### Task data

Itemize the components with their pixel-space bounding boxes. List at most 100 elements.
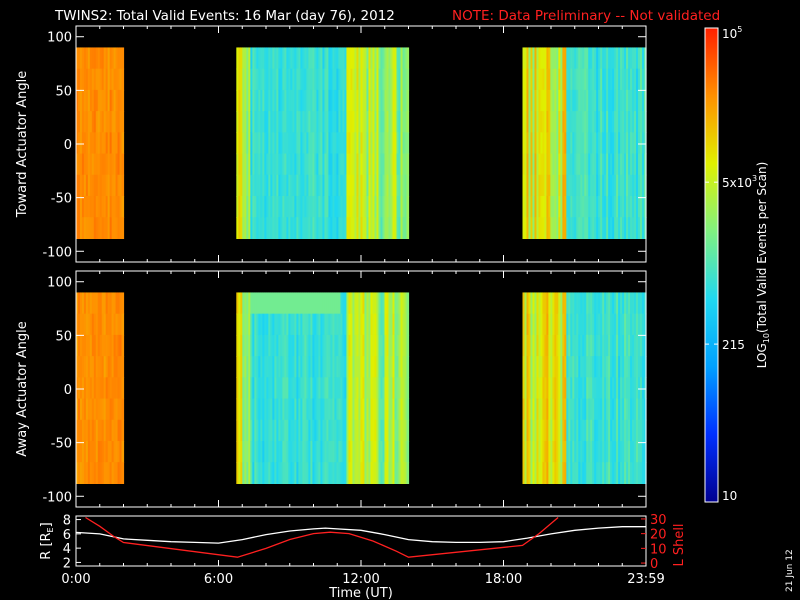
heatmap-cell — [268, 89, 271, 112]
heatmap-cell — [406, 356, 410, 378]
heatmap-cell — [362, 419, 366, 442]
heatmap-cell — [328, 292, 332, 315]
heatmap-cell — [354, 440, 358, 463]
heatmap-cell — [546, 440, 549, 463]
heatmap-cell — [618, 334, 621, 357]
heatmap-cell — [103, 292, 107, 315]
heatmap-cell — [528, 419, 532, 442]
heatmap-cell — [586, 462, 589, 484]
heatmap-cell — [384, 377, 388, 400]
heatmap-cell — [602, 195, 605, 218]
heatmap-cell — [362, 313, 366, 336]
heatmap-cell — [236, 111, 239, 133]
heatmap-cell — [558, 89, 561, 112]
heatmap-cell — [99, 313, 103, 336]
heatmap-cell — [316, 377, 319, 400]
heatmap-cell — [620, 153, 623, 176]
heatmap-cell — [564, 111, 567, 133]
heatmap-cell — [348, 174, 352, 197]
heatmap-cell — [544, 111, 547, 133]
heatmap-cell — [360, 292, 364, 315]
heatmap-cell — [81, 195, 85, 218]
heatmap-cell — [109, 132, 113, 155]
heatmap-cell — [552, 195, 555, 218]
heatmap-cell — [236, 153, 239, 176]
heatmap-cell — [546, 111, 549, 133]
heatmap-cell — [308, 89, 311, 112]
heatmap-cell — [77, 334, 81, 357]
heatmap-cell — [396, 313, 400, 336]
heatmap-cell — [550, 313, 553, 336]
heatmap-cell — [556, 89, 559, 112]
heatmap-cell — [268, 313, 271, 336]
heatmap-cell — [354, 111, 358, 133]
heatmap-cell — [404, 174, 408, 197]
heatmap-cell — [398, 111, 402, 133]
heatmap-cell — [326, 334, 330, 357]
heatmap-cell — [121, 217, 125, 239]
heatmap-cell — [296, 334, 299, 357]
heatmap-cell — [368, 89, 372, 112]
heatmap-cell — [338, 462, 342, 484]
heatmap-cell — [400, 292, 404, 315]
heatmap-cell — [268, 68, 271, 91]
heatmap-cell — [296, 132, 299, 155]
heatmap-cell — [292, 462, 295, 484]
heatmap-cell — [316, 398, 319, 421]
heatmap-cell — [107, 419, 111, 442]
heatmap-cell — [406, 89, 410, 112]
heatmap-cell — [89, 462, 93, 484]
heatmap-cell — [330, 89, 334, 112]
heatmap-cell — [290, 292, 293, 315]
heatmap-cell — [256, 419, 259, 442]
heatmap-cell — [548, 217, 551, 239]
heatmap-cell — [582, 440, 585, 463]
heatmap-cell — [362, 377, 366, 400]
heatmap-cell — [626, 174, 629, 197]
heatmap-cell — [266, 419, 269, 442]
heatmap-cell — [328, 174, 332, 197]
heatmap-cell — [528, 68, 532, 91]
heatmap-cell — [77, 47, 81, 70]
heatmap-cell — [296, 419, 299, 442]
heatmap-cell — [558, 47, 561, 70]
heatmap-cell — [366, 440, 370, 463]
heatmap-cell — [576, 217, 579, 239]
heatmap-cell — [572, 377, 575, 400]
heatmap-cell — [364, 398, 368, 421]
heatmap-cell — [340, 47, 344, 70]
heatmap-cell — [380, 440, 384, 463]
heatmap-cell — [246, 47, 249, 70]
heatmap-cell — [113, 132, 117, 155]
heatmap-cell — [111, 334, 115, 357]
heatmap-cell — [286, 313, 289, 336]
heatmap-cell — [85, 153, 89, 176]
heatmap-cell — [566, 440, 569, 463]
heatmap-cell — [81, 292, 85, 315]
heatmap-cell — [322, 398, 326, 421]
heatmap-cell — [624, 47, 627, 70]
heatmap-cell — [640, 132, 643, 155]
heatmap-cell — [404, 195, 408, 218]
heatmap-cell — [388, 398, 392, 421]
heatmap-cell — [346, 356, 350, 378]
heatmap-cell — [320, 47, 323, 70]
heatmap-cell — [620, 174, 623, 197]
heatmap-cell — [290, 111, 293, 133]
heatmap-cell — [85, 132, 89, 155]
heatmap-cell — [332, 68, 336, 91]
heatmap-cell — [358, 419, 362, 442]
heatmap-cell — [612, 174, 615, 197]
heatmap-cell — [258, 334, 261, 357]
heatmap-cell — [276, 292, 279, 315]
heatmap-cell — [378, 398, 382, 421]
heatmap-cell — [264, 217, 267, 239]
heatmap-cell — [534, 89, 538, 112]
heatmap-cell — [81, 174, 85, 197]
heatmap-cell — [290, 398, 293, 421]
heatmap-cell — [254, 153, 257, 176]
heatmap-cell — [304, 440, 307, 463]
heatmap-cell — [286, 47, 289, 70]
heatmap-cell — [390, 217, 394, 239]
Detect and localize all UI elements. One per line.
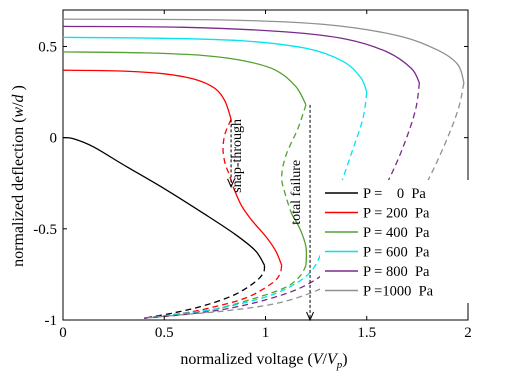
tick-layer: 0 0.5 1 1.5 2 -1 -0.5 0 0.5 [33,10,472,341]
x-tick-label: 1.5 [357,325,376,341]
y-tick-label: 0.5 [38,39,57,55]
legend-entry-3: P = 600 Pa [363,245,430,261]
annotation-label-1: total failure [289,160,304,225]
x-tick-label: 0 [59,325,67,341]
annotation-label-0: snap-through [230,119,245,193]
annotation-layer: snap-through total failure [227,104,315,322]
x-tick-label: 2 [464,325,472,341]
series-line-stable-top [62,25,420,84]
legend-entry-2: P = 400 Pa [363,225,430,241]
series-line-unstable [143,92,368,319]
series-5 [62,18,465,319]
y-tick-label: -1 [45,313,58,329]
y-tick-label: -0.5 [33,222,57,238]
x-axis-label-slash: / [323,351,328,368]
y-tick-label: 0 [50,131,58,147]
legend-entry-1: P = 200 Pa [363,206,430,222]
series-0 [62,136,266,319]
y-axis-label-prefix: normalized deflection ( [10,118,27,267]
series-line-unstable [143,265,266,319]
series-line-stable [62,136,266,266]
x-axis-label: normalized voltage (V/Vp) [180,351,347,371]
y-axis-label-var2: d [10,93,27,102]
series-line-unstable-mid [222,119,234,188]
legend-box [320,180,521,303]
series-line-stable-top [62,36,368,93]
series-line-stable-top [62,51,307,106]
x-axis-label-prefix: normalized voltage ( [180,351,312,368]
series-2 [62,51,308,319]
series-3 [62,36,368,319]
y-axis-label-var1: w [10,107,27,118]
legend-entry-5: P =1000 Pa [363,284,434,300]
series-line-unstable-tail [143,264,307,319]
x-axis-label-var1: V [313,351,325,368]
series-line-stable-bottom [291,213,308,266]
legend-entry-4: P = 800 Pa [363,264,430,280]
x-axis-label-suffix: ) [342,351,347,368]
y-axis-label-slash: / [10,102,27,107]
y-axis-label-suffix: ) [10,85,27,94]
y-axis-label: normalized deflection (w/d ) [10,85,27,267]
series-layer [62,18,465,319]
legend: P = 0 Pa P = 200 Pa P = 400 Pa P = 600 Pa P … [320,180,521,303]
x-tick-label: 1 [262,325,270,341]
series-line-stable-top [62,69,232,120]
x-axis-label-var2: V [327,351,339,368]
series-line-stable-bottom [232,186,283,266]
x-tick-label: 0.5 [155,325,174,341]
annotation-arrowhead-1 [306,311,315,322]
series-line-unstable-mid [281,104,307,215]
series-line-unstable [143,82,465,319]
legend-entry-0: P = 0 Pa [363,186,426,202]
series-line-stable-top [62,18,465,84]
annotation-arrowhead-0 [227,178,236,189]
series-line-unstable-tail [143,265,283,319]
x-axis-label-sub: p [336,359,343,371]
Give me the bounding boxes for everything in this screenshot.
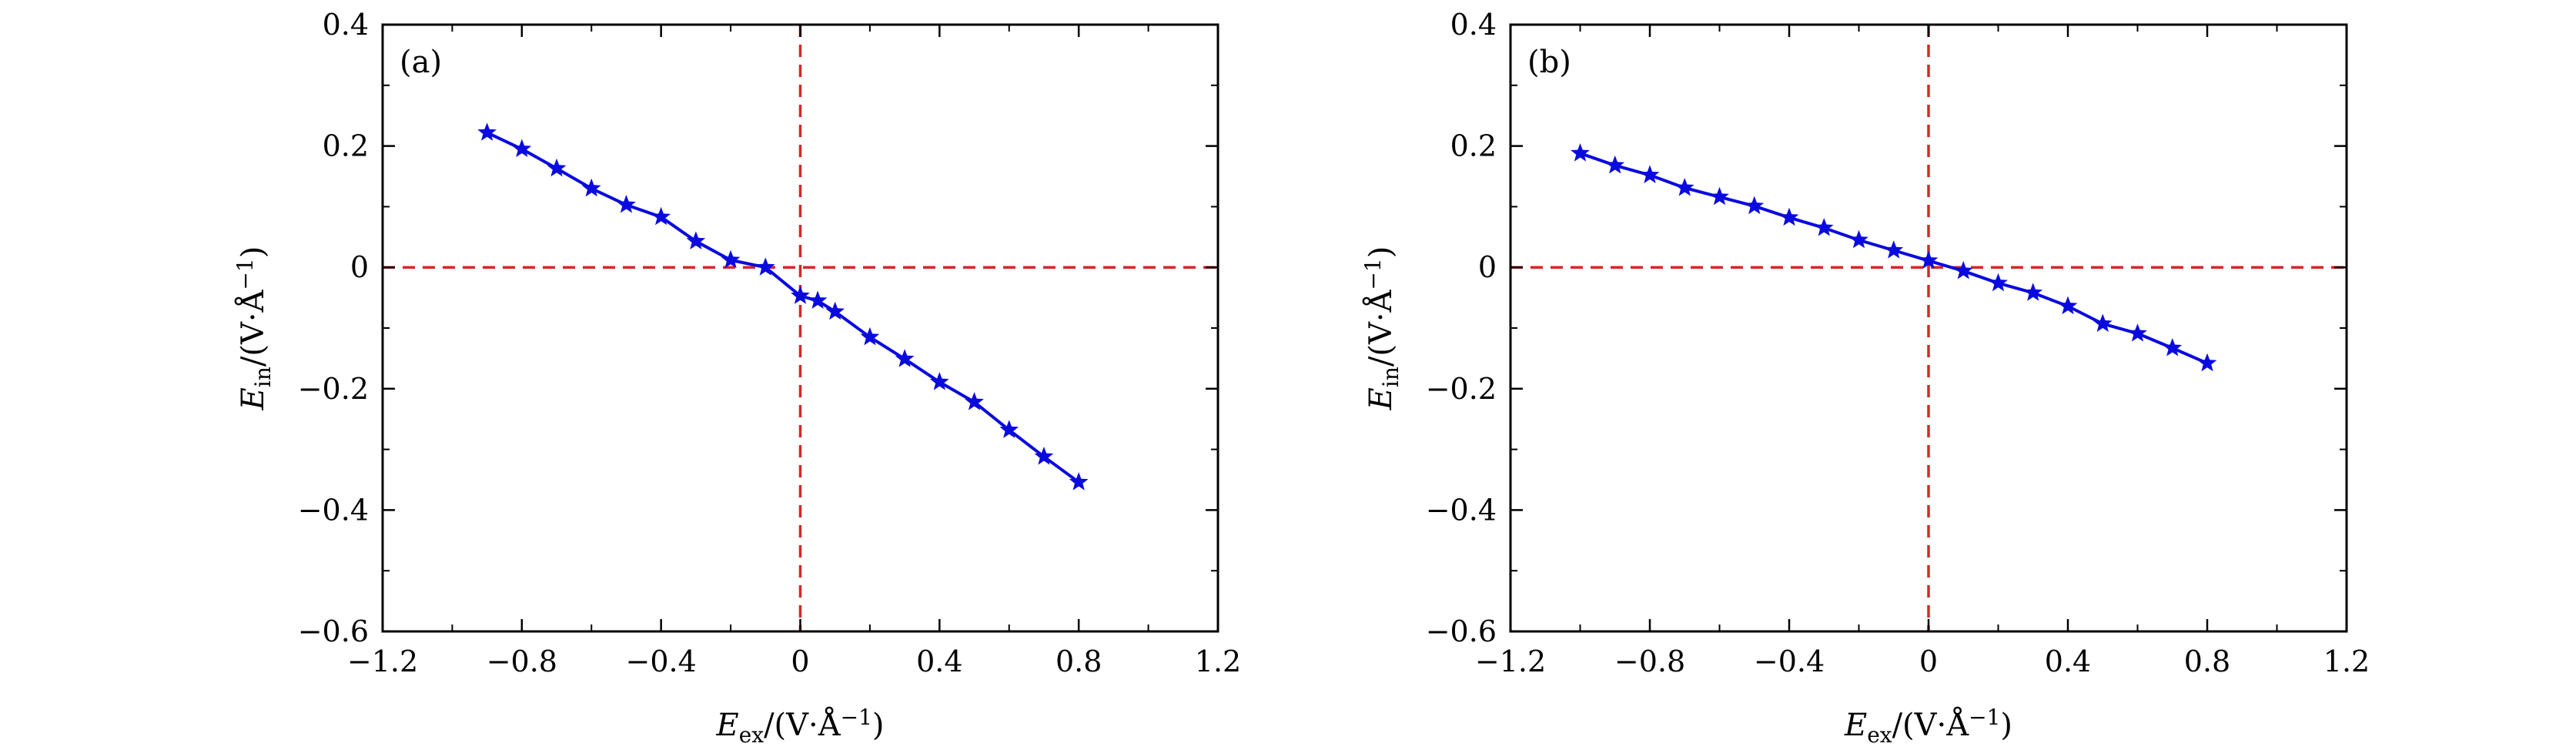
data-point bbox=[999, 420, 1019, 438]
data-point bbox=[1884, 240, 1904, 259]
data-point bbox=[808, 290, 828, 310]
panel-a: −1.2 −0.8 −0.4 0 0.4 0.8 1.2 −0.6 −0.4 −0.2 0 0.2 0.… bbox=[233, 8, 1241, 748]
x-tick-label: −0.4 bbox=[626, 645, 697, 678]
x-tick-label: −1.2 bbox=[1475, 645, 1546, 678]
data-point bbox=[1710, 186, 1729, 206]
data-point bbox=[617, 195, 636, 213]
data-point bbox=[1069, 472, 1089, 491]
data-point bbox=[1571, 143, 1590, 162]
data-point bbox=[1674, 177, 1694, 196]
y-tick-label: −0.6 bbox=[298, 614, 369, 648]
data-point bbox=[895, 349, 915, 367]
y-tick-label: 0 bbox=[1478, 250, 1497, 284]
y-axis-label: Ein/(V·Å−1) bbox=[233, 246, 276, 411]
data-point bbox=[755, 257, 775, 276]
panel-label: (a) bbox=[400, 45, 442, 80]
series-line bbox=[486, 131, 1080, 484]
data-point bbox=[581, 178, 601, 197]
x-tick-label: 0.4 bbox=[916, 645, 962, 678]
y-tick-label: 0.2 bbox=[323, 129, 369, 163]
data-point bbox=[721, 249, 741, 269]
y-tick-label: −0.4 bbox=[1426, 493, 1497, 527]
data-point bbox=[2023, 283, 2043, 301]
data-point bbox=[929, 372, 949, 390]
x-tick-label: −0.8 bbox=[1614, 645, 1685, 678]
x-tick-label: −0.4 bbox=[1754, 645, 1825, 678]
data-point bbox=[2093, 313, 2113, 332]
x-tick-label: 1.2 bbox=[2323, 645, 2370, 678]
x-tick-label: 0.4 bbox=[2045, 645, 2091, 678]
data-point bbox=[1989, 273, 2008, 292]
y-tick-label: −0.2 bbox=[298, 372, 369, 406]
data-point bbox=[860, 326, 880, 346]
data-point bbox=[825, 301, 845, 320]
x-tick-label: 1.2 bbox=[1195, 645, 1241, 678]
x-tick-label: −1.2 bbox=[347, 645, 418, 678]
x-tick-label: 0 bbox=[791, 645, 809, 678]
series-line bbox=[1579, 152, 2208, 365]
y-tick-label: −0.6 bbox=[1426, 614, 1497, 648]
x-tick-label: −0.8 bbox=[487, 645, 557, 678]
data-point bbox=[512, 139, 532, 158]
data-point bbox=[1849, 229, 1868, 249]
data-point bbox=[1605, 155, 1625, 174]
data-point bbox=[651, 206, 671, 226]
y-axis-label: Ein/(V·Å−1) bbox=[1360, 246, 1403, 411]
data-point bbox=[686, 231, 706, 249]
x-axis-label: Eex/(V·Å−1) bbox=[1844, 705, 2012, 748]
data-point bbox=[791, 286, 810, 304]
data-point bbox=[477, 122, 497, 141]
data-point bbox=[2163, 338, 2183, 357]
x-tick-label: 0.8 bbox=[1055, 645, 1102, 678]
data-point bbox=[1919, 250, 1939, 270]
y-tick-label: 0 bbox=[350, 250, 369, 284]
y-tick-label: 0.4 bbox=[323, 8, 369, 42]
x-tick-label: 0.8 bbox=[2184, 645, 2230, 678]
data-point bbox=[1640, 165, 1660, 183]
y-tick-label: −0.2 bbox=[1426, 372, 1497, 406]
x-tick-label: 0 bbox=[1919, 645, 1938, 678]
y-tick-label: 0.2 bbox=[1450, 129, 1497, 163]
y-tick-label: −0.4 bbox=[298, 493, 369, 527]
data-point bbox=[2128, 323, 2147, 342]
plot-frame bbox=[381, 23, 1219, 633]
data-point bbox=[1745, 196, 1765, 215]
data-point bbox=[1034, 447, 1054, 465]
x-axis-label: Eex/(V·Å−1) bbox=[715, 705, 884, 748]
data-point bbox=[547, 158, 567, 177]
panel-b: −1.2 −0.8 −0.4 0 0.4 0.8 1.2 −0.6 −0.4 −0.2 0 0.2 0.… bbox=[1360, 8, 2370, 748]
data-point bbox=[965, 392, 984, 410]
y-tick-label: 0.4 bbox=[1450, 8, 1497, 42]
data-point bbox=[2058, 296, 2078, 315]
plot-frame bbox=[1509, 23, 2348, 633]
data-point bbox=[2197, 353, 2217, 372]
data-point bbox=[1814, 217, 1834, 236]
panel-label: (b) bbox=[1527, 45, 1571, 80]
data-point bbox=[1953, 260, 1973, 280]
data-point bbox=[1779, 207, 1799, 226]
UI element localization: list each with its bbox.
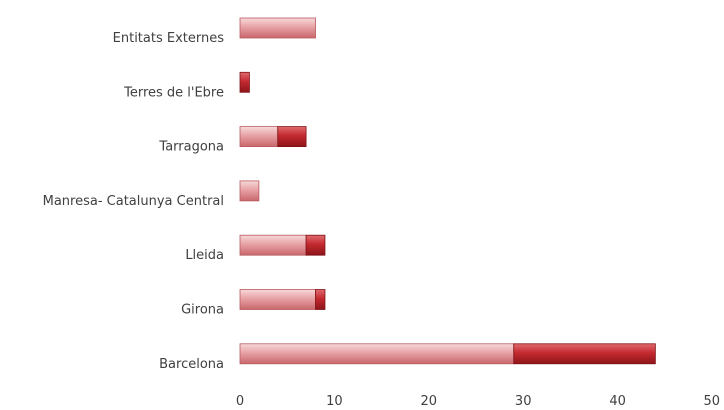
x-axis-labels: 0 10 20 30 40 50 — [236, 394, 720, 409]
x-tick-label: 10 — [326, 394, 343, 409]
bar-series-2 — [513, 343, 656, 365]
x-tick-label: 40 — [609, 394, 626, 409]
category-label: Terres de l'Ebre — [123, 85, 224, 100]
category-label: Entitats Externes — [113, 31, 225, 46]
bar-series-1 — [239, 343, 515, 365]
bar-series-1 — [239, 17, 316, 39]
category-label: Tarragona — [158, 140, 224, 155]
x-tick-label: 30 — [515, 394, 532, 409]
bar-series-2 — [315, 289, 326, 310]
category-label: Barcelona — [159, 357, 224, 372]
bar-series-1 — [239, 180, 260, 202]
x-tick-label: 20 — [421, 394, 438, 409]
x-tick-label: 0 — [236, 394, 244, 409]
category-label: Manresa- Catalunya Central — [43, 194, 224, 209]
category-label: Lleida — [185, 248, 224, 263]
bar-series-2 — [305, 234, 326, 256]
bar-series-2 — [277, 126, 307, 147]
bars — [239, 17, 656, 365]
bar-series-1 — [239, 289, 316, 310]
y-axis-labels: Entitats Externes Terres de l'Ebre Tarrago… — [43, 31, 225, 372]
bar-series-1 — [239, 126, 279, 147]
bar-series-1 — [239, 234, 307, 256]
x-tick-label: 50 — [703, 394, 720, 409]
bar-series-2 — [239, 71, 250, 93]
category-label: Girona — [181, 303, 224, 318]
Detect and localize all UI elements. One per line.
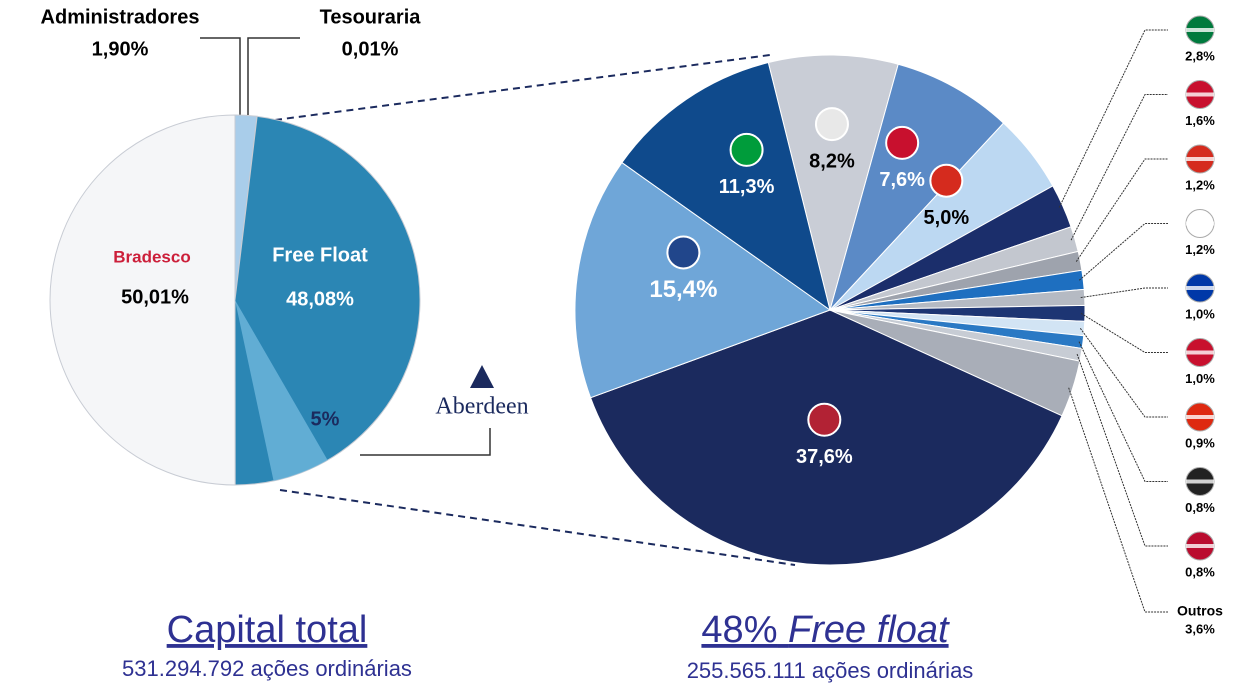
chart-title: 48% Free float [701, 609, 950, 651]
chart-subtitle: 255.565.111 ações ordinárias [687, 658, 974, 683]
category-label: Administradores [41, 6, 200, 28]
leader-line [1076, 353, 1168, 547]
flag-stripe [1186, 28, 1214, 32]
slice-label: 48,08% [286, 288, 354, 310]
slice-label: 50,01% [121, 286, 189, 308]
pie-slice [49, 114, 236, 486]
slice-label: 1,6% [1185, 113, 1215, 128]
title-part: 48% [701, 609, 777, 651]
sub-slice [235, 300, 328, 481]
slice-label: 3,6% [1185, 621, 1215, 636]
leader-line [1068, 387, 1168, 613]
slice-label: 5,0% [924, 207, 970, 229]
flag-icon [929, 163, 964, 198]
leader-line [1080, 287, 1168, 299]
leader-line [1080, 312, 1168, 353]
slice-label: 37,6% [796, 446, 853, 468]
pie-slice [829, 63, 1005, 311]
chart-subtitle: 531.294.792 ações ordinárias [122, 656, 412, 681]
flag-icon [729, 132, 764, 167]
leader-line [1078, 341, 1168, 482]
leader-line [1079, 328, 1168, 418]
category-label: Tesouraria [320, 6, 422, 28]
flag-stripe [1186, 157, 1214, 161]
leader-line [247, 37, 300, 115]
connector [279, 489, 796, 566]
flag-icon [814, 107, 849, 142]
slice-label: 0,8% [1185, 564, 1215, 579]
chart-title: Capital total [167, 609, 368, 651]
flag-icon [885, 125, 920, 160]
leader-line [360, 428, 491, 456]
slice-label: 5% [311, 408, 340, 430]
leader-line [200, 37, 241, 115]
flag-stripe [1186, 92, 1214, 97]
slice-label: 8,2% [809, 150, 855, 172]
slice-label: 0,9% [1185, 435, 1215, 450]
flag-stripe [1186, 350, 1214, 355]
leader-line [1070, 94, 1168, 241]
flag-icon [666, 235, 701, 270]
pie-slice [621, 61, 831, 312]
slice-label: 2,8% [1185, 48, 1215, 63]
slice-label: 0,01% [342, 38, 399, 60]
flag-icon [807, 402, 842, 437]
flag-stripe [1186, 415, 1214, 419]
pie-slice [574, 161, 832, 399]
logo-text: Aberdeen [435, 394, 528, 420]
slice-label: 1,2% [1185, 242, 1215, 257]
category-label: Outros [1177, 603, 1223, 619]
category-label: Free Float [272, 244, 368, 266]
flag-stripe [1186, 544, 1214, 548]
slice-label: 11,3% [719, 176, 775, 198]
logo-text: Bradesco [113, 247, 190, 266]
slice-label: 1,2% [1185, 177, 1215, 192]
flag-stripe [1186, 286, 1214, 290]
pie-slice [589, 309, 1063, 566]
slice-label: 7,6% [879, 169, 925, 191]
slice-label: 0,8% [1185, 500, 1215, 515]
logo-icon [470, 365, 494, 388]
leader-line [1058, 29, 1168, 208]
title-emphasis: Free float [788, 609, 950, 651]
slice-label: 15,4% [649, 276, 717, 303]
slice-label: 1,0% [1185, 371, 1215, 386]
pie-slice [767, 54, 899, 312]
leader-line [1078, 223, 1168, 281]
leader-line [1075, 158, 1168, 262]
flag-stripe [1186, 479, 1214, 484]
slice-label: 1,0% [1185, 306, 1215, 321]
flag-stripe [1186, 221, 1214, 226]
slice-label: 1,90% [92, 38, 149, 60]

### Task requirements
Edit the records starting at the line that contains "chart-title: 48% Free" and ending at the line that contains "pie-slice [49, 114, 236, 486]", swapping "leader-line" for "connector-line" and changing nothing else. Give back only those lines.

### The completed task
chart-title: 48% Free float [701, 609, 950, 651]
chart-subtitle: 255.565.111 ações ordinárias [687, 658, 974, 683]
category-label: Administradores [41, 6, 200, 28]
connector-line [1076, 353, 1168, 547]
flag-stripe [1186, 28, 1214, 32]
slice-label: 48,08% [286, 288, 354, 310]
slice-label: 50,01% [121, 286, 189, 308]
pie-slice [49, 114, 236, 486]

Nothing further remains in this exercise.